### What to produce
Will you write out the data exactly, excluding every picture?

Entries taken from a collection
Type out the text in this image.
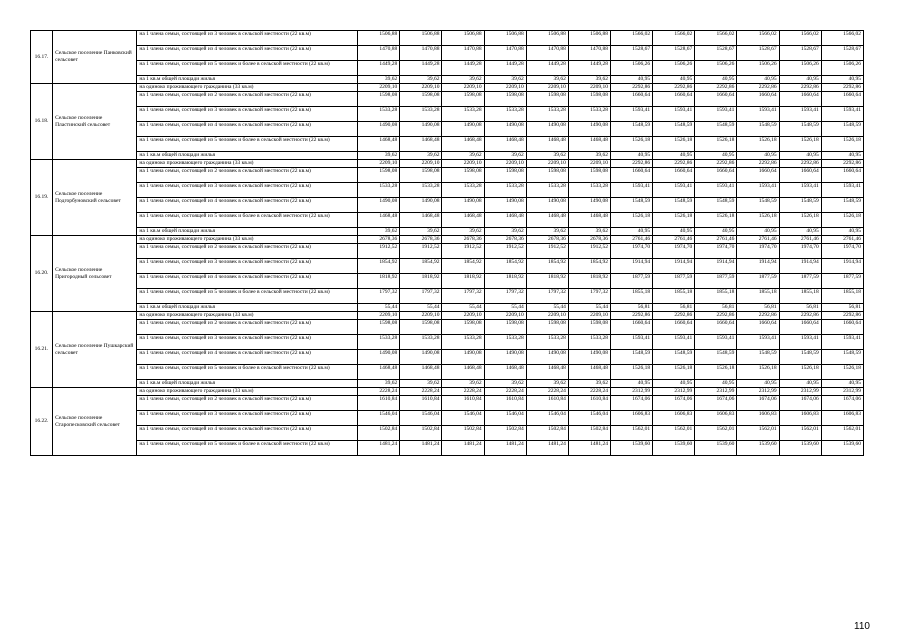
16.17.	Сельское поселение Панковский сельсовет	на 1 члена семьи, состоящей из 3 человек в сельской местности (22 кв.м)	1506,88	1506,88	1506,88	1506,88	1506,88	1506,88	1566,02	1566,02	1566,02	1566,02	1566,02	1566,02
		на 1 члена семьи, состоящей из 4 человек в сельской местности (22 кв.м)	1470,88	1470,88	1470,88	1470,88	1470,88	1470,88	1528,67	1528,67	1528,67	1528,67	1528,67	1528,67
		на 1 члена семьи, состоящей из 5 человек и более в сельской местности (22 кв.м)	1449,28	1449,28	1449,28	1449,28	1449,28	1449,28	1506,26	1506,26	1506,26	1506,26	1506,26	1506,26
		на 1 кв.м общей площади жилья	39,62	39,62	39,62	39,62	39,62	39,62	40,95	40,95	40,95	40,95	40,95	40,95
16.18.	Сельское поселение Пластинский сельсовет	на одиноко проживающего гражданина (33 кв.м)	2209,10	2209,10	2209,10	2209,10	2209,10	2209,10	2292,86	2292,86	2292,86	2292,86	2292,86	2292,86
		на 1 члена семьи, состоящей из 2 человек в сельской местности (22 кв.м)	1598,08	1598,08	1598,08	1598,08	1598,08	1598,08	1660,64	1660,64	1660,64	1660,64	1660,64	1660,64
		на 1 члена семьи, состоящей из 3 человек в сельской местности (22 кв.м)	1533,28	1533,28	1533,28	1533,28	1533,28	1533,28	1593,41	1593,41	1593,41	1593,41	1593,41	1593,41
		на 1 члена семьи, состоящей из 4 человек в сельской местности (22 кв.м)	1490,08	1490,08	1490,08	1490,08	1490,08	1490,08	1548,59	1548,59	1548,59	1548,59	1548,59	1548,59
		на 1 члена семьи, состоящей из 5 человек и более в сельской местности (22 кв.м)	1468,48	1468,48	1468,48	1468,48	1468,48	1468,48	1526,18	1526,18	1526,18	1526,18	1526,18	1526,18
		на 1 кв.м общей площади жилья	39,62	39,62	39,62	39,62	39,62	39,62	40,95	40,95	40,95	40,95	40,95	40,95
16.19.	Сельское поселение Подгорбуновский сельсовет	на одиноко проживающего гражданина (33 кв.м)	2209,10	2209,10	2209,10	2209,10	2209,10	2209,10	2292,86	2292,86	2292,86	2292,86	2292,86	2292,86
		на 1 члена семьи, состоящей из 2 человек в сельской местности (22 кв.м)	1598,08	1598,08	1598,08	1598,08	1598,08	1598,08	1660,64	1660,64	1660,64	1660,64	1660,64	1660,64
		на 1 члена семьи, состоящей из 3 человек в сельской местности (22 кв.м)	1533,28	1533,28	1533,28	1533,28	1533,28	1533,28	1593,41	1593,41	1593,41	1593,41	1593,41	1593,41
		на 1 члена семьи, состоящей из 4 человек в сельской местности (22 кв.м)	1490,08	1490,08	1490,08	1490,08	1490,08	1490,08	1548,59	1548,59	1548,59	1548,59	1548,59	1548,59
		на 1 члена семьи, состоящей из 5 человек и более в сельской местности (22 кв.м)	1468,48	1468,48	1468,48	1468,48	1468,48	1468,48	1526,18	1526,18	1526,18	1526,18	1526,18	1526,18
		на 1 кв.м общей площади жилья	39,62	39,62	39,62	39,62	39,62	39,62	40,95	40,95	40,95	40,95	40,95	40,95
16.20.	Сельское поселение Пригородный сельсовет	на одиноко проживающего гражданина (33 кв.м)	2678,36	2678,36	2678,36	2678,36	2678,36	2678,36	2761,46	2761,46	2761,46	2761,46	2761,46	2761,46
		на 1 члена семьи, состоящей из 2 человек в сельской местности (22 кв.м)	1912,52	1912,52	1912,52	1912,52	1912,52	1912,52	1974,70	1974,70	1974,70	1974,70	1974,70	1974,70
		на 1 члена семьи, состоящей из 3 человек в сельской местности (22 кв.м)	1854,92	1854,92	1854,92	1854,92	1854,92	1854,92	1914,94	1914,94	1914,94	1914,94	1914,94	1914,94
		на 1 члена семьи, состоящей из 4 человек в сельской местности (22 кв.м)	1818,92	1818,92	1818,92	1818,92	1818,92	1818,92	1877,59	1877,59	1877,59	1877,59	1877,59	1877,59
		на 1 члена семьи, состоящей из 5 человек и более в сельской местности (22 кв.м)	1797,32	1797,32	1797,32	1797,32	1797,32	1797,32	1855,18	1855,18	1855,18	1855,18	1855,18	1855,18
		на 1 кв.м общей площади жилья	55,44	55,44	55,44	55,44	55,44	55,44	56,81	56,81	56,81	56,81	56,81	56,81
16.21.	Сельское поселение Пушкарский сельсовет	на одиноко проживающего гражданина (33 кв.м)	2209,10	2209,10	2209,10	2209,10	2209,10	2209,10	2292,86	2292,86	2292,86	2292,86	2292,86	2292,86
		на 1 члена семьи, состоящей из 2 человек в сельской местности (22 кв.м)	1598,08	1598,08	1598,08	1598,08	1598,08	1598,08	1660,64	1660,64	1660,64	1660,64	1660,64	1660,64
		на 1 члена семьи, состоящей из 3 человек в сельской местности (22 кв.м)	1533,28	1533,28	1533,28	1533,28	1533,28	1533,28	1593,41	1593,41	1593,41	1593,41	1593,41	1593,41
		на 1 члена семьи, состоящей из 4 человек в сельской местности (22 кв.м)	1490,08	1490,08	1490,08	1490,08	1490,08	1490,08	1548,59	1548,59	1548,59	1548,59	1548,59	1548,59
		на 1 члена семьи, состоящей из 5 человек и более в сельской местности (22 кв.м)	1468,48	1468,48	1468,48	1468,48	1468,48	1468,48	1526,18	1526,18	1526,18	1526,18	1526,18	1526,18
		на 1 кв.м общей площади жилья	39,62	39,62	39,62	39,62	39,62	39,62	40,95	40,95	40,95	40,95	40,95	40,95
16.22.	Сельское поселение Старопесковский сельсовет	на одиноко проживающего гражданина (33 кв.м)	2228,24	2228,24	2228,24	2228,24	2228,24	2228,24	2312,99	2312,99	2312,99	2312,99	2312,99	2312,99
		на 1 члена семьи, состоящей из 2 человек в сельской местности (22 кв.м)	1610,84	1610,84	1610,84	1610,84	1610,84	1610,84	1674,06	1674,06	1674,06	1674,06	1674,06	1674,06
		на 1 члена семьи, состоящей из 3 человек в сельской местности (22 кв.м)	1546,04	1546,04	1546,04	1546,04	1546,04	1546,04	1606,83	1606,83	1606,83	1606,83	1606,83	1606,83
		на 1 члена семьи, состоящей из 4 человек в сельской местности (22 кв.м)	1502,84	1502,84	1502,84	1502,84	1502,84	1502,84	1562,01	1562,01	1562,01	1562,01	1562,01	1562,01
		на 1 члена семьи, состоящей из 5 человек и более в сельской местности (22 кв.м)	1481,24	1481,24	1481,24	1481,24	1481,24	1481,24	1539,60	1539,60	1539,60	1539,60	1539,60	1539,60
110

### Result of the task
Type out the text in this image.
16.17.	Сельское поселение Панковский сельсовет	на 1 члена семьи, состоящей из 3 человек в сельской местности (22 кв.м)	1506,88	1506,88	1506,88	1506,88	1506,88	1506,88	1566,02	1566,02	1566,02	1566,02	1566,02	1566,02
		на 1 члена семьи, состоящей из 4 человек в сельской местности (22 кв.м)	1470,88	1470,88	1470,88	1470,88	1470,88	1470,88	1528,67	1528,67	1528,67	1528,67	1528,67	1528,67
		на 1 члена семьи, состоящей из 5 человек и более в сельской местности (22 кв.м)	1449,28	1449,28	1449,28	1449,28	1449,28	1449,28	1506,26	1506,26	1506,26	1506,26	1506,26	1506,26
		на 1 кв.м общей площади жилья	39,62	39,62	39,62	39,62	39,62	39,62	40,95	40,95	40,95	40,95	40,95	40,95
16.18.	Сельское поселение Пластинский сельсовет	на одиноко проживающего гражданина (33 кв.м)	2209,10	2209,10	2209,10	2209,10	2209,10	2209,10	2292,86	2292,86	2292,86	2292,86	2292,86	2292,86
		на 1 члена семьи, состоящей из 2 человек в сельской местности (22 кв.м)	1598,08	1598,08	1598,08	1598,08	1598,08	1598,08	1660,64	1660,64	1660,64	1660,64	1660,64	1660,64
		на 1 члена семьи, состоящей из 3 человек в сельской местности (22 кв.м)	1533,28	1533,28	1533,28	1533,28	1533,28	1533,28	1593,41	1593,41	1593,41	1593,41	1593,41	1593,41
		на 1 члена семьи, состоящей из 4 человек в сельской местности (22 кв.м)	1490,08	1490,08	1490,08	1490,08	1490,08	1490,08	1548,59	1548,59	1548,59	1548,59	1548,59	1548,59
		на 1 члена семьи, состоящей из 5 человек и более в сельской местности (22 кв.м)	1468,48	1468,48	1468,48	1468,48	1468,48	1468,48	1526,18	1526,18	1526,18	1526,18	1526,18	1526,18
		на 1 кв.м общей площади жилья	39,62	39,62	39,62	39,62	39,62	39,62	40,95	40,95	40,95	40,95	40,95	40,95
16.19.	Сельское поселение Подгорбуновский сельсовет	на одиноко проживающего гражданина (33 кв.м)	2209,10	2209,10	2209,10	2209,10	2209,10	2209,10	2292,86	2292,86	2292,86	2292,86	2292,86	2292,86
		на 1 члена семьи, состоящей из 2 человек в сельской местности (22 кв.м)	1598,08	1598,08	1598,08	1598,08	1598,08	1598,08	1660,64	1660,64	1660,64	1660,64	1660,64	1660,64
		на 1 члена семьи, состоящей из 3 человек в сельской местности (22 кв.м)	1533,28	1533,28	1533,28	1533,28	1533,28	1533,28	1593,41	1593,41	1593,41	1593,41	1593,41	1593,41
		на 1 члена семьи, состоящей из 4 человек в сельской местности (22 кв.м)	1490,08	1490,08	1490,08	1490,08	1490,08	1490,08	1548,59	1548,59	1548,59	1548,59	1548,59	1548,59
		на 1 члена семьи, состоящей из 5 человек и более в сельской местности (22 кв.м)	1468,48	1468,48	1468,48	1468,48	1468,48	1468,48	1526,18	1526,18	1526,18	1526,18	1526,18	1526,18
		на 1 кв.м общей площади жилья	39,62	39,62	39,62	39,62	39,62	39,62	40,95	40,95	40,95	40,95	40,95	40,95
16.20.	Сельское поселение Пригородный сельсовет	на одиноко проживающего гражданина (33 кв.м)	2678,36	2678,36	2678,36	2678,36	2678,36	2678,36	2761,46	2761,46	2761,46	2761,46	2761,46	2761,46
		на 1 члена семьи, состоящей из 2 человек в сельской местности (22 кв.м)	1912,52	1912,52	1912,52	1912,52	1912,52	1912,52	1974,70	1974,70	1974,70	1974,70	1974,70	1974,70
		на 1 члена семьи, состоящей из 3 человек в сельской местности (22 кв.м)	1854,92	1854,92	1854,92	1854,92	1854,92	1854,92	1914,94	1914,94	1914,94	1914,94	1914,94	1914,94
		на 1 члена семьи, состоящей из 4 человек в сельской местности (22 кв.м)	1818,92	1818,92	1818,92	1818,92	1818,92	1818,92	1877,59	1877,59	1877,59	1877,59	1877,59	1877,59
		на 1 члена семьи, состоящей из 5 человек и более в сельской местности (22 кв.м)	1797,32	1797,32	1797,32	1797,32	1797,32	1797,32	1855,18	1855,18	1855,18	1855,18	1855,18	1855,18
		на 1 кв.м общей площади жилья	55,44	55,44	55,44	55,44	55,44	55,44	56,81	56,81	56,81	56,81	56,81	56,81
16.21.	Сельское поселение Пушкарский сельсовет	на одиноко проживающего гражданина (33 кв.м)	2209,10	2209,10	2209,10	2209,10	2209,10	2209,10	2292,86	2292,86	2292,86	2292,86	2292,86	2292,86
		на 1 члена семьи, состоящей из 2 человек в сельской местности (22 кв.м)	1598,08	1598,08	1598,08	1598,08	1598,08	1598,08	1660,64	1660,64	1660,64	1660,64	1660,64	1660,64
		на 1 члена семьи, состоящей из 3 человек в сельской местности (22 кв.м)	1533,28	1533,28	1533,28	1533,28	1533,28	1533,28	1593,41	1593,41	1593,41	1593,41	1593,41	1593,41
		на 1 члена семьи, состоящей из 4 человек в сельской местности (22 кв.м)	1490,08	1490,08	1490,08	1490,08	1490,08	1490,08	1548,59	1548,59	1548,59	1548,59	1548,59	1548,59
		на 1 члена семьи, состоящей из 5 человек и более в сельской местности (22 кв.м)	1468,48	1468,48	1468,48	1468,48	1468,48	1468,48	1526,18	1526,18	1526,18	1526,18	1526,18	1526,18
		на 1 кв.м общей площади жилья	39,62	39,62	39,62	39,62	39,62	39,62	40,95	40,95	40,95	40,95	40,95	40,95
16.22.	Сельское поселение Старопесковский сельсовет	на одиноко проживающего гражданина (33 кв.м)	2228,24	2228,24	2228,24	2228,24	2228,24	2228,24	2312,99	2312,99	2312,99	2312,99	2312,99	2312,99
		на 1 члена семьи, состоящей из 2 человек в сельской местности (22 кв.м)	1610,84	1610,84	1610,84	1610,84	1610,84	1610,84	1674,06	1674,06	1674,06	1674,06	1674,06	1674,06
		на 1 члена семьи, состоящей из 3 человек в сельской местности (22 кв.м)	1546,04	1546,04	1546,04	1546,04	1546,04	1546,04	1606,83	1606,83	1606,83	1606,83	1606,83	1606,83
		на 1 члена семьи, состоящей из 4 человек в сельской местности (22 кв.м)	1502,84	1502,84	1502,84	1502,84	1502,84	1502,84	1562,01	1562,01	1562,01	1562,01	1562,01	1562,01
		на 1 члена семьи, состоящей из 5 человек и более в сельской местности (22 кв.м)	1481,24	1481,24	1481,24	1481,24	1481,24	1481,24	1539,60	1539,60	1539,60	1539,60	1539,60	1539,60
110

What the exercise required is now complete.